[start]

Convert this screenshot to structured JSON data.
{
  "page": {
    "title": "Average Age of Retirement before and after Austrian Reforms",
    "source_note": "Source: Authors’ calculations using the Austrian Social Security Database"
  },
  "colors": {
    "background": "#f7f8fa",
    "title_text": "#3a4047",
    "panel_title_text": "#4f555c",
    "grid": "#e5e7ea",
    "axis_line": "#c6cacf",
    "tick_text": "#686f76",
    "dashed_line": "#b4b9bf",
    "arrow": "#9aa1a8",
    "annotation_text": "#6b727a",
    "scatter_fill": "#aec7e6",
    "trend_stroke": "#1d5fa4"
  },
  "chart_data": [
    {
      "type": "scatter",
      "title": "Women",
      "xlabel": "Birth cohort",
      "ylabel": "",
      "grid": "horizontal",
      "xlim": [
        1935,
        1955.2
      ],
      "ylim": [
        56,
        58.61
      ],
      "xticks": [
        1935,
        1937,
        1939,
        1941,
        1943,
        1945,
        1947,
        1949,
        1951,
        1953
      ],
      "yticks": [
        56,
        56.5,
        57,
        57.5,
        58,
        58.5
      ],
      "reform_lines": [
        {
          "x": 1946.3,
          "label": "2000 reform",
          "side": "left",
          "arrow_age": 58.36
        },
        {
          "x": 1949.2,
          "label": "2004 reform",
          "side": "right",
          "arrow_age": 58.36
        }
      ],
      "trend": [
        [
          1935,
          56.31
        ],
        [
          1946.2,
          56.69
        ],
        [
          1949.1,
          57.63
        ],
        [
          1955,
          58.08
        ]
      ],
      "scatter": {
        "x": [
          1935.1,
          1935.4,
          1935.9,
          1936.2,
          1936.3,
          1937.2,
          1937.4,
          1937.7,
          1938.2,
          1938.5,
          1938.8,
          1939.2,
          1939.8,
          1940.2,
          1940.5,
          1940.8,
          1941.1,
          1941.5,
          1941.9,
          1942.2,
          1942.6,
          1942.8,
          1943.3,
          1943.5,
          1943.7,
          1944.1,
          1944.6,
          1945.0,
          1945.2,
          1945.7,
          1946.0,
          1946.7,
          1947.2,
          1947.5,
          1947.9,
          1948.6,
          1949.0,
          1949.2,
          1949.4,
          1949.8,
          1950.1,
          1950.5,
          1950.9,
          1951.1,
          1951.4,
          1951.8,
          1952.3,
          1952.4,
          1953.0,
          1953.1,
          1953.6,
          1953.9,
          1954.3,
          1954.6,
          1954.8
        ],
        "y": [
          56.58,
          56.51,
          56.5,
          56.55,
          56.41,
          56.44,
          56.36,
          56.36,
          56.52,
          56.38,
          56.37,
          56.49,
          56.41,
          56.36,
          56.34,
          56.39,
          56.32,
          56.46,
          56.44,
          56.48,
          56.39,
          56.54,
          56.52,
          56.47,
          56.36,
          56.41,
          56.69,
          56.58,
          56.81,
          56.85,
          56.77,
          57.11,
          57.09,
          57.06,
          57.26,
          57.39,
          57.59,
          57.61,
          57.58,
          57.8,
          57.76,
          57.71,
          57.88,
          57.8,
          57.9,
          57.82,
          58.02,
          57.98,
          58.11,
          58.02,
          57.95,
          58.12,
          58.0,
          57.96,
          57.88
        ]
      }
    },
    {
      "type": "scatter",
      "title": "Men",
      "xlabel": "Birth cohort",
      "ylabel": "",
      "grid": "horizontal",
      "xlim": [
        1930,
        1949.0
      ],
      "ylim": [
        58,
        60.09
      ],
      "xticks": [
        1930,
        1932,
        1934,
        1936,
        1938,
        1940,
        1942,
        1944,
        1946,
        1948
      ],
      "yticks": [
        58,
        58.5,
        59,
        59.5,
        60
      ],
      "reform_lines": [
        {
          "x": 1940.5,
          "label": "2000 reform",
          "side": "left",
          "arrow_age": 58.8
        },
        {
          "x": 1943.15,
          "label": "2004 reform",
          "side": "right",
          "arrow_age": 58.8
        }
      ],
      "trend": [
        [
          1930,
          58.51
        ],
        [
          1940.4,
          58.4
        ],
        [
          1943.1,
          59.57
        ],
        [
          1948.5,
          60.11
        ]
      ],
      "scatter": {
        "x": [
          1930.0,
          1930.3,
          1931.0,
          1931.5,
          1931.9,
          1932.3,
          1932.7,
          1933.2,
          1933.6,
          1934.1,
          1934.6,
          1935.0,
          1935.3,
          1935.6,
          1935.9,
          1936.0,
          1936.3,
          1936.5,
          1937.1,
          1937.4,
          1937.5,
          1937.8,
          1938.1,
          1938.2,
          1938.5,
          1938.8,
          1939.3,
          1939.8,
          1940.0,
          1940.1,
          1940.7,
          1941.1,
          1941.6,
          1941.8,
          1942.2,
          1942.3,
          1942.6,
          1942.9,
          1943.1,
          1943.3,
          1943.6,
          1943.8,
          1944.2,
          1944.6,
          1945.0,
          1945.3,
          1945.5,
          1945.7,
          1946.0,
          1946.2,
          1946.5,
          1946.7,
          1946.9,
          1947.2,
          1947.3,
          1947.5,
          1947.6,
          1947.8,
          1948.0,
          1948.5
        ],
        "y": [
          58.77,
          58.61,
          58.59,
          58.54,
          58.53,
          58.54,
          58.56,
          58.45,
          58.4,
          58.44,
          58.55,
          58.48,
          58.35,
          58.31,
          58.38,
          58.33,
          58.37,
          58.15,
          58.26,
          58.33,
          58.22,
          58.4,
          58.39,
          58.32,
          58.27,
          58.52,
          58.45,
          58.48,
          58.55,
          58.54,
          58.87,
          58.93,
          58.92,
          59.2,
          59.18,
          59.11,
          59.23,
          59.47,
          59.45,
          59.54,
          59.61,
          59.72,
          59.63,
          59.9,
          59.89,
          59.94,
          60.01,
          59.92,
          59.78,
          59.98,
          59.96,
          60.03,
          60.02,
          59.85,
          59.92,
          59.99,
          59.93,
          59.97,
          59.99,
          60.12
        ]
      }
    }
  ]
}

[end]

Task to complete » Exact copies of all the records are required.

Output for this exercise »
Convert this screenshot to structured JSON data.
{
  "page": {
    "title": "Average Age of Retirement before and after Austrian Reforms",
    "source_note": "Source: Authors’ calculations using the Austrian Social Security Database"
  },
  "colors": {
    "background": "#f7f8fa",
    "title_text": "#3a4047",
    "panel_title_text": "#4f555c",
    "grid": "#e5e7ea",
    "axis_line": "#c6cacf",
    "tick_text": "#686f76",
    "dashed_line": "#b4b9bf",
    "arrow": "#9aa1a8",
    "annotation_text": "#6b727a",
    "scatter_fill": "#aec7e6",
    "trend_stroke": "#1d5fa4"
  },
  "chart_data": [
    {
      "type": "scatter",
      "title": "Women",
      "xlabel": "Birth cohort",
      "ylabel": "",
      "grid": "horizontal",
      "xlim": [
        1935,
        1955.2
      ],
      "ylim": [
        56,
        58.61
      ],
      "xticks": [
        1935,
        1937,
        1939,
        1941,
        1943,
        1945,
        1947,
        1949,
        1951,
        1953
      ],
      "yticks": [
        56,
        56.5,
        57,
        57.5,
        58,
        58.5
      ],
      "reform_lines": [
        {
          "x": 1946.3,
          "label": "2000 reform",
          "side": "left",
          "arrow_age": 58.36
        },
        {
          "x": 1949.2,
          "label": "2004 reform",
          "side": "right",
          "arrow_age": 58.36
        }
      ],
      "trend": [
        [
          1935,
          56.31
        ],
        [
          1946.2,
          56.69
        ],
        [
          1949.1,
          57.63
        ],
        [
          1955,
          58.08
        ]
      ],
      "scatter": {
        "x": [
          1935.1,
          1935.4,
          1935.9,
          1936.2,
          1936.3,
          1937.2,
          1937.4,
          1937.7,
          1938.2,
          1938.5,
          1938.8,
          1939.2,
          1939.8,
          1940.2,
          1940.5,
          1940.8,
          1941.1,
          1941.5,
          1941.9,
          1942.2,
          1942.6,
          1942.8,
          1943.3,
          1943.5,
          1943.7,
          1944.1,
          1944.6,
          1945.0,
          1945.2,
          1945.7,
          1946.0,
          1946.7,
          1947.2,
          1947.5,
          1947.9,
          1948.6,
          1949.0,
          1949.2,
          1949.4,
          1949.8,
          1950.1,
          1950.5,
          1950.9,
          1951.1,
          1951.4,
          1951.8,
          1952.3,
          1952.4,
          1953.0,
          1953.1,
          1953.6,
          1953.9,
          1954.3,
          1954.6,
          1954.8
        ],
        "y": [
          56.58,
          56.51,
          56.5,
          56.55,
          56.41,
          56.44,
          56.36,
          56.36,
          56.52,
          56.38,
          56.37,
          56.49,
          56.41,
          56.36,
          56.34,
          56.39,
          56.32,
          56.46,
          56.44,
          56.48,
          56.39,
          56.54,
          56.52,
          56.47,
          56.36,
          56.41,
          56.69,
          56.58,
          56.81,
          56.85,
          56.77,
          57.11,
          57.09,
          57.06,
          57.26,
          57.39,
          57.59,
          57.61,
          57.58,
          57.8,
          57.76,
          57.71,
          57.88,
          57.8,
          57.9,
          57.82,
          58.02,
          57.98,
          58.11,
          58.02,
          57.95,
          58.12,
          58.0,
          57.96,
          57.88
        ]
      }
    },
    {
      "type": "scatter",
      "title": "Men",
      "xlabel": "Birth cohort",
      "ylabel": "",
      "grid": "horizontal",
      "xlim": [
        1930,
        1949.0
      ],
      "ylim": [
        58,
        60.09
      ],
      "xticks": [
        1930,
        1932,
        1934,
        1936,
        1938,
        1940,
        1942,
        1944,
        1946,
        1948
      ],
      "yticks": [
        58,
        58.5,
        59,
        59.5,
        60
      ],
      "reform_lines": [
        {
          "x": 1940.5,
          "label": "2000 reform",
          "side": "left",
          "arrow_age": 58.8
        },
        {
          "x": 1943.15,
          "label": "2004 reform",
          "side": "right",
          "arrow_age": 58.8
        }
      ],
      "trend": [
        [
          1930,
          58.51
        ],
        [
          1940.4,
          58.4
        ],
        [
          1943.1,
          59.57
        ],
        [
          1948.5,
          60.11
        ]
      ],
      "scatter": {
        "x": [
          1930.0,
          1930.3,
          1931.0,
          1931.5,
          1931.9,
          1932.3,
          1932.7,
          1933.2,
          1933.6,
          1934.1,
          1934.6,
          1935.0,
          1935.3,
          1935.6,
          1935.9,
          1936.0,
          1936.3,
          1936.5,
          1937.1,
          1937.4,
          1937.5,
          1937.8,
          1938.1,
          1938.2,
          1938.5,
          1938.8,
          1939.3,
          1939.8,
          1940.0,
          1940.1,
          1940.7,
          1941.1,
          1941.6,
          1941.8,
          1942.2,
          1942.3,
          1942.6,
          1942.9,
          1943.1,
          1943.3,
          1943.6,
          1943.8,
          1944.2,
          1944.6,
          1945.0,
          1945.3,
          1945.5,
          1945.7,
          1946.0,
          1946.2,
          1946.5,
          1946.7,
          1946.9,
          1947.2,
          1947.3,
          1947.5,
          1947.6,
          1947.8,
          1948.0,
          1948.5
        ],
        "y": [
          58.77,
          58.61,
          58.59,
          58.54,
          58.53,
          58.54,
          58.56,
          58.45,
          58.4,
          58.44,
          58.55,
          58.48,
          58.35,
          58.31,
          58.38,
          58.33,
          58.37,
          58.15,
          58.26,
          58.33,
          58.22,
          58.4,
          58.39,
          58.32,
          58.27,
          58.52,
          58.45,
          58.48,
          58.55,
          58.54,
          58.87,
          58.93,
          58.92,
          59.2,
          59.18,
          59.11,
          59.23,
          59.47,
          59.45,
          59.54,
          59.61,
          59.72,
          59.63,
          59.9,
          59.89,
          59.94,
          60.01,
          59.92,
          59.78,
          59.98,
          59.96,
          60.03,
          60.02,
          59.85,
          59.92,
          59.99,
          59.93,
          59.97,
          59.99,
          60.12
        ]
      }
    }
  ]
}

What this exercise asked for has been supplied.